» THE PROBLEM: Can you give all the records again without altering a single character?

» STORED RECORDS:
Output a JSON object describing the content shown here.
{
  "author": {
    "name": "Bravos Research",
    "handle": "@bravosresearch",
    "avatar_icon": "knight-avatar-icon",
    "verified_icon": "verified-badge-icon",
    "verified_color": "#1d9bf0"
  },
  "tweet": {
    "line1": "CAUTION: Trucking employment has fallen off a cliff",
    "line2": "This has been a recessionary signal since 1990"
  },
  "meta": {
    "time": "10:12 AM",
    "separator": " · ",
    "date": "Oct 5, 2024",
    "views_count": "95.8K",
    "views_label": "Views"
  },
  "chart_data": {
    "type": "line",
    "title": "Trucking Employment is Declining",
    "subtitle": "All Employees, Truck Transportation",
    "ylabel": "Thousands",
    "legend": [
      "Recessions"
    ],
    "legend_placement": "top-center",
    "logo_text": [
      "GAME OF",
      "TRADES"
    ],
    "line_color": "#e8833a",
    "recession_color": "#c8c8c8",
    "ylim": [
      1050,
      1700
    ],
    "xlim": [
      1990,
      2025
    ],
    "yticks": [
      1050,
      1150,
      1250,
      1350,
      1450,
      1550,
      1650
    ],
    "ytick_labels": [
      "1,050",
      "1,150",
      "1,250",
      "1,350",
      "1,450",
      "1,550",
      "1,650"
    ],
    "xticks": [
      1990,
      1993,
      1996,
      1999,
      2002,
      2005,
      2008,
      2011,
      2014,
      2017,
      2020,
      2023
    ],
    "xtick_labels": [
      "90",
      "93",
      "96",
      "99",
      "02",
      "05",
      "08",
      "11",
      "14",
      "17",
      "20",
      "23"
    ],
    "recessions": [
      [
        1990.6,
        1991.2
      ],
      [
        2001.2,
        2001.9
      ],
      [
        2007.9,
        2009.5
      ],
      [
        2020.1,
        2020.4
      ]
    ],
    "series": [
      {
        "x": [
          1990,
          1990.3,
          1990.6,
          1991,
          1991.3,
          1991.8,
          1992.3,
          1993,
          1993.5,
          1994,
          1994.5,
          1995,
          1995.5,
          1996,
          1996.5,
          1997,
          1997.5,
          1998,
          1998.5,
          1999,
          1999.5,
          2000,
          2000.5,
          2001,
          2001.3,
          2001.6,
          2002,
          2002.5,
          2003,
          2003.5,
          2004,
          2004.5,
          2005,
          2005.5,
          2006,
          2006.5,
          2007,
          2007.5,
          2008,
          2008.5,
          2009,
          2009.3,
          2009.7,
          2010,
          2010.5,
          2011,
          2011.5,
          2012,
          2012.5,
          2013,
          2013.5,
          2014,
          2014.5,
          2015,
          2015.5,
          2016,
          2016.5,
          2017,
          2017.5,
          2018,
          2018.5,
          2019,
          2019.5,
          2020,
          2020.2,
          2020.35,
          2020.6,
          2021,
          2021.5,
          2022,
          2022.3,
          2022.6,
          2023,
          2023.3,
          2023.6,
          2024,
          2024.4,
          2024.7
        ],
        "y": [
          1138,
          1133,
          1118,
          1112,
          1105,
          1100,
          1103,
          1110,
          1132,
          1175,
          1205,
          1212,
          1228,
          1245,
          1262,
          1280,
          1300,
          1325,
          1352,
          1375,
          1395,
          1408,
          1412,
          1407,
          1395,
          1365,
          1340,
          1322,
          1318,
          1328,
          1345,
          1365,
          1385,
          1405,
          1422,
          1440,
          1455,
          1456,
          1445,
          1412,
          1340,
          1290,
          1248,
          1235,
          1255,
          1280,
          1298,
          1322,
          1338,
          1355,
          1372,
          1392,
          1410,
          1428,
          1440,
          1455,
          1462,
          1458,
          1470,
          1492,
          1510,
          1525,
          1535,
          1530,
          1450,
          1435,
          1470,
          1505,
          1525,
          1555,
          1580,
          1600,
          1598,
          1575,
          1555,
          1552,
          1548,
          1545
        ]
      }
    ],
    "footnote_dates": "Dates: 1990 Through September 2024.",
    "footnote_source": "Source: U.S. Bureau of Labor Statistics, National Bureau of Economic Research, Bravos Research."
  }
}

» RESULT OF THIS EXERCISE:
Output a JSON object describing the content shown here.
{
  "author": {
    "name": "Bravos Research",
    "handle": "@bravosresearch",
    "avatar_icon": "knight-avatar-icon",
    "verified_icon": "verified-badge-icon",
    "verified_color": "#1d9bf0"
  },
  "tweet": {
    "line1": "CAUTION: Trucking employment has fallen off a cliff",
    "line2": "This has been a recessionary signal since 1990"
  },
  "meta": {
    "time": "10:12 AM",
    "separator": " · ",
    "date": "Oct 5, 2024",
    "views_count": "95.8K",
    "views_label": "Views"
  },
  "chart_data": {
    "type": "line",
    "title": "Trucking Employment is Declining",
    "subtitle": "All Employees, Truck Transportation",
    "ylabel": "Thousands",
    "legend": [
      "Recessions"
    ],
    "legend_placement": "top-center",
    "logo_text": [
      "GAME OF",
      "TRADES"
    ],
    "line_color": "#e8833a",
    "recession_color": "#c8c8c8",
    "ylim": [
      1050,
      1700
    ],
    "xlim": [
      1990,
      2025
    ],
    "yticks": [
      1050,
      1150,
      1250,
      1350,
      1450,
      1550,
      1650
    ],
    "ytick_labels": [
      "1,050",
      "1,150",
      "1,250",
      "1,350",
      "1,450",
      "1,550",
      "1,650"
    ],
    "xticks": [
      1990,
      1993,
      1996,
      1999,
      2002,
      2005,
      2008,
      2011,
      2014,
      2017,
      2020,
      2023
    ],
    "xtick_labels": [
      "90",
      "93",
      "96",
      "99",
      "02",
      "05",
      "08",
      "11",
      "14",
      "17",
      "20",
      "23"
    ],
    "recessions": [
      [
        1990.6,
        1991.2
      ],
      [
        2001.2,
        2001.9
      ],
      [
        2007.9,
        2009.5
      ],
      [
        2020.1,
        2020.4
      ]
    ],
    "series": [
      {
        "x": [
          1990,
          1990.3,
          1990.6,
          1991,
          1991.3,
          1991.8,
          1992.3,
          1993,
          1993.5,
          1994,
          1994.5,
          1995,
          1995.5,
          1996,
          1996.5,
          1997,
          1997.5,
          1998,
          1998.5,
          1999,
          1999.5,
          2000,
          2000.5,
          2001,
          2001.3,
          2001.6,
          2002,
          2002.5,
          2003,
          2003.5,
          2004,
          2004.5,
          2005,
          2005.5,
          2006,
          2006.5,
          2007,
          2007.5,
          2008,
          2008.5,
          2009,
          2009.3,
          2009.7,
          2010,
          2010.5,
          2011,
          2011.5,
          2012,
          2012.5,
          2013,
          2013.5,
          2014,
          2014.5,
          2015,
          2015.5,
          2016,
          2016.5,
          2017,
          2017.5,
          2018,
          2018.5,
          2019,
          2019.5,
          2020,
          2020.2,
          2020.35,
          2020.6,
          2021,
          2021.5,
          2022,
          2022.3,
          2022.6,
          2023,
          2023.3,
          2023.6,
          2024,
          2024.4,
          2024.7
        ],
        "y": [
          1138,
          1133,
          1118,
          1112,
          1105,
          1100,
          1103,
          1110,
          1132,
          1175,
          1205,
          1212,
          1228,
          1245,
          1262,
          1280,
          1300,
          1325,
          1352,
          1375,
          1395,
          1408,
          1412,
          1407,
          1395,
          1365,
          1340,
          1322,
          1318,
          1328,
          1345,
          1365,
          1385,
          1405,
          1422,
          1440,
          1455,
          1456,
          1445,
          1412,
          1340,
          1290,
          1248,
          1235,
          1255,
          1280,
          1298,
          1322,
          1338,
          1355,
          1372,
          1392,
          1410,
          1428,
          1440,
          1455,
          1462,
          1458,
          1470,
          1492,
          1510,
          1525,
          1535,
          1530,
          1450,
          1435,
          1470,
          1505,
          1525,
          1555,
          1580,
          1600,
          1598,
          1575,
          1555,
          1552,
          1548,
          1545
        ]
      }
    ],
    "footnote_dates": "Dates: 1990 Through September 2024.",
    "footnote_source": "Source: U.S. Bureau of Labor Statistics, National Bureau of Economic Research, Bravos Research."
  }
}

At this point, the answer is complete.